→ **What is needed**: Each record that follows should be repeated exactly, minus any images.
··· Material for the task ···
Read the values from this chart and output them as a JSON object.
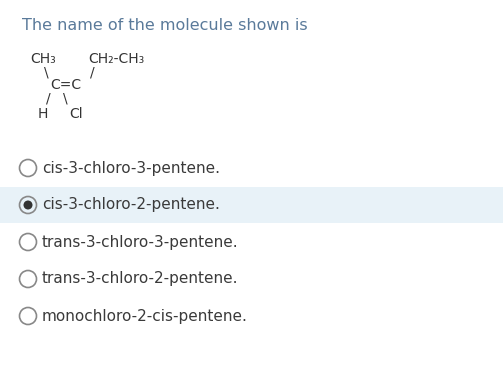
{
  "title": "The name of the molecule shown is",
  "title_color": "#5a7a9a",
  "title_fontsize": 11.5,
  "background_color": "#ffffff",
  "molecule": {
    "ch3_label": "CH₃",
    "ch2ch3_label": "CH₂-CH₃",
    "cc_label": "C=C",
    "h_label": "H",
    "cl_label": "Cl"
  },
  "options": [
    "cis-3-chloro-3-pentene.",
    "cis-3-chloro-2-pentene.",
    "trans-3-chloro-3-pentene.",
    "trans-3-chloro-2-pentene.",
    "monochloro-2-cis-pentene."
  ],
  "selected_index": 1,
  "selected_bg": "#e8f2f8",
  "radio_edge_color": "#888888",
  "radio_filled_color": "#333333",
  "option_fontsize": 11,
  "option_color": "#3a3a3a",
  "molecule_fontsize": 10,
  "molecule_color": "#333333",
  "fig_width": 5.03,
  "fig_height": 3.82,
  "dpi": 100
}
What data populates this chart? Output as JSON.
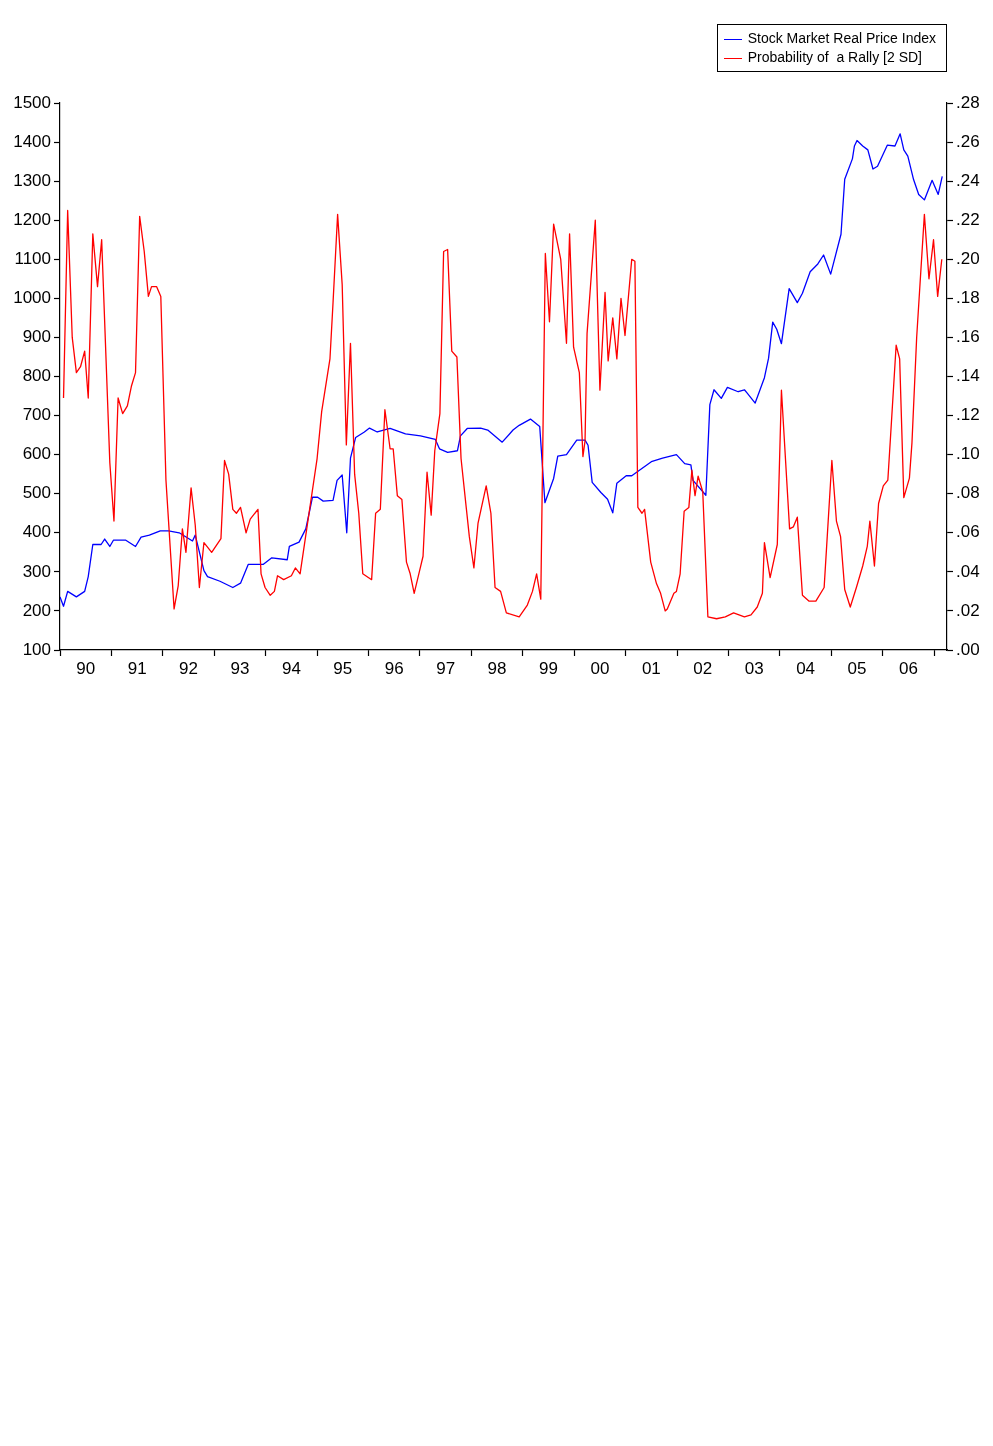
···
→ **Response below**:
Read the values from this chart and output them as a JSON object.
{
  "title": "The name of the molecule shown is",
  "title_color": "#5a7a9a",
  "title_fontsize": 11.5,
  "background_color": "#ffffff",
  "molecule": {
    "ch3_label": "CH₃",
    "ch2ch3_label": "CH₂-CH₃",
    "cc_label": "C=C",
    "h_label": "H",
    "cl_label": "Cl"
  },
  "options": [
    "cis-3-chloro-3-pentene.",
    "cis-3-chloro-2-pentene.",
    "trans-3-chloro-3-pentene.",
    "trans-3-chloro-2-pentene.",
    "monochloro-2-cis-pentene."
  ],
  "selected_index": 1,
  "selected_bg": "#e8f2f8",
  "radio_edge_color": "#888888",
  "radio_filled_color": "#333333",
  "option_fontsize": 11,
  "option_color": "#3a3a3a",
  "molecule_fontsize": 10,
  "molecule_color": "#333333",
  "fig_width": 5.03,
  "fig_height": 3.82,
  "dpi": 100
}
What data populates this chart? Output as JSON.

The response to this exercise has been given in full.